▸ **WHAT YOU HAVE TO DO**
Output the entries word for word. Omit images.

Raw records:
================================

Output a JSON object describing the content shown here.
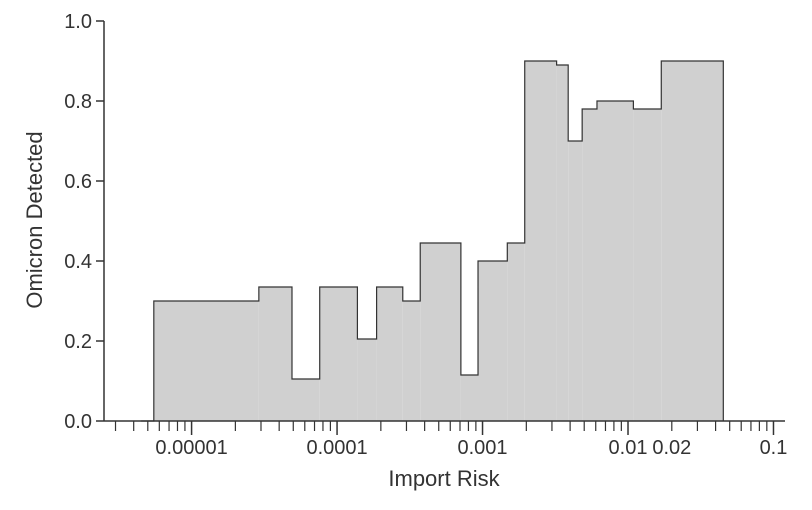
{
  "chart_data": {
    "type": "area",
    "step": true,
    "xlabel": "Import Risk",
    "ylabel": "Omicron Detected",
    "xscale": "log",
    "xlim": [
      2.5e-06,
      0.12
    ],
    "ylim": [
      0.0,
      1.0
    ],
    "grid": false,
    "x_tick_labels": [
      {
        "value": 1e-05,
        "label": "0.00001"
      },
      {
        "value": 0.0001,
        "label": "0.0001"
      },
      {
        "value": 0.001,
        "label": "0.001"
      },
      {
        "value": 0.01,
        "label": "0.01"
      },
      {
        "value": 0.02,
        "label": "0.02"
      },
      {
        "value": 0.1,
        "label": "0.1"
      }
    ],
    "y_tick_labels": [
      {
        "value": 0.0,
        "label": "0.0"
      },
      {
        "value": 0.2,
        "label": "0.2"
      },
      {
        "value": 0.4,
        "label": "0.4"
      },
      {
        "value": 0.6,
        "label": "0.6"
      },
      {
        "value": 0.8,
        "label": "0.8"
      },
      {
        "value": 1.0,
        "label": "1.0"
      }
    ],
    "steps": [
      {
        "x_start": 4.5e-06,
        "x_end": 5.5e-06,
        "y": 0.0
      },
      {
        "x_start": 5.5e-06,
        "x_end": 2.9e-05,
        "y": 0.3
      },
      {
        "x_start": 2.9e-05,
        "x_end": 4.9e-05,
        "y": 0.335
      },
      {
        "x_start": 4.9e-05,
        "x_end": 7.6e-05,
        "y": 0.105
      },
      {
        "x_start": 7.6e-05,
        "x_end": 0.000138,
        "y": 0.335
      },
      {
        "x_start": 0.000138,
        "x_end": 0.000187,
        "y": 0.205
      },
      {
        "x_start": 0.000187,
        "x_end": 0.000283,
        "y": 0.335
      },
      {
        "x_start": 0.000283,
        "x_end": 0.000373,
        "y": 0.3
      },
      {
        "x_start": 0.000373,
        "x_end": 0.00071,
        "y": 0.445
      },
      {
        "x_start": 0.00071,
        "x_end": 0.000931,
        "y": 0.115
      },
      {
        "x_start": 0.000931,
        "x_end": 0.00148,
        "y": 0.4
      },
      {
        "x_start": 0.00148,
        "x_end": 0.00195,
        "y": 0.445
      },
      {
        "x_start": 0.00195,
        "x_end": 0.00323,
        "y": 0.9
      },
      {
        "x_start": 0.00323,
        "x_end": 0.00388,
        "y": 0.89
      },
      {
        "x_start": 0.00388,
        "x_end": 0.00484,
        "y": 0.7
      },
      {
        "x_start": 0.00484,
        "x_end": 0.00612,
        "y": 0.78
      },
      {
        "x_start": 0.00612,
        "x_end": 0.01089,
        "y": 0.8
      },
      {
        "x_start": 0.01089,
        "x_end": 0.01693,
        "y": 0.78
      },
      {
        "x_start": 0.01693,
        "x_end": 0.0452,
        "y": 0.9
      }
    ],
    "colors": {
      "fill": "#d0d0d0",
      "stroke": "#333333",
      "axis": "#333333"
    }
  }
}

================================

▸ **SOLUTION TO THE PROBLEM**
Output a JSON object describing the content shown here.
{
  "chart_data": {
    "type": "area",
    "step": true,
    "xlabel": "Import Risk",
    "ylabel": "Omicron Detected",
    "xscale": "log",
    "xlim": [
      2.5e-06,
      0.12
    ],
    "ylim": [
      0.0,
      1.0
    ],
    "grid": false,
    "x_tick_labels": [
      {
        "value": 1e-05,
        "label": "0.00001"
      },
      {
        "value": 0.0001,
        "label": "0.0001"
      },
      {
        "value": 0.001,
        "label": "0.001"
      },
      {
        "value": 0.01,
        "label": "0.01"
      },
      {
        "value": 0.02,
        "label": "0.02"
      },
      {
        "value": 0.1,
        "label": "0.1"
      }
    ],
    "y_tick_labels": [
      {
        "value": 0.0,
        "label": "0.0"
      },
      {
        "value": 0.2,
        "label": "0.2"
      },
      {
        "value": 0.4,
        "label": "0.4"
      },
      {
        "value": 0.6,
        "label": "0.6"
      },
      {
        "value": 0.8,
        "label": "0.8"
      },
      {
        "value": 1.0,
        "label": "1.0"
      }
    ],
    "steps": [
      {
        "x_start": 4.5e-06,
        "x_end": 5.5e-06,
        "y": 0.0
      },
      {
        "x_start": 5.5e-06,
        "x_end": 2.9e-05,
        "y": 0.3
      },
      {
        "x_start": 2.9e-05,
        "x_end": 4.9e-05,
        "y": 0.335
      },
      {
        "x_start": 4.9e-05,
        "x_end": 7.6e-05,
        "y": 0.105
      },
      {
        "x_start": 7.6e-05,
        "x_end": 0.000138,
        "y": 0.335
      },
      {
        "x_start": 0.000138,
        "x_end": 0.000187,
        "y": 0.205
      },
      {
        "x_start": 0.000187,
        "x_end": 0.000283,
        "y": 0.335
      },
      {
        "x_start": 0.000283,
        "x_end": 0.000373,
        "y": 0.3
      },
      {
        "x_start": 0.000373,
        "x_end": 0.00071,
        "y": 0.445
      },
      {
        "x_start": 0.00071,
        "x_end": 0.000931,
        "y": 0.115
      },
      {
        "x_start": 0.000931,
        "x_end": 0.00148,
        "y": 0.4
      },
      {
        "x_start": 0.00148,
        "x_end": 0.00195,
        "y": 0.445
      },
      {
        "x_start": 0.00195,
        "x_end": 0.00323,
        "y": 0.9
      },
      {
        "x_start": 0.00323,
        "x_end": 0.00388,
        "y": 0.89
      },
      {
        "x_start": 0.00388,
        "x_end": 0.00484,
        "y": 0.7
      },
      {
        "x_start": 0.00484,
        "x_end": 0.00612,
        "y": 0.78
      },
      {
        "x_start": 0.00612,
        "x_end": 0.01089,
        "y": 0.8
      },
      {
        "x_start": 0.01089,
        "x_end": 0.01693,
        "y": 0.78
      },
      {
        "x_start": 0.01693,
        "x_end": 0.0452,
        "y": 0.9
      }
    ],
    "colors": {
      "fill": "#d0d0d0",
      "stroke": "#333333",
      "axis": "#333333"
    }
  }
}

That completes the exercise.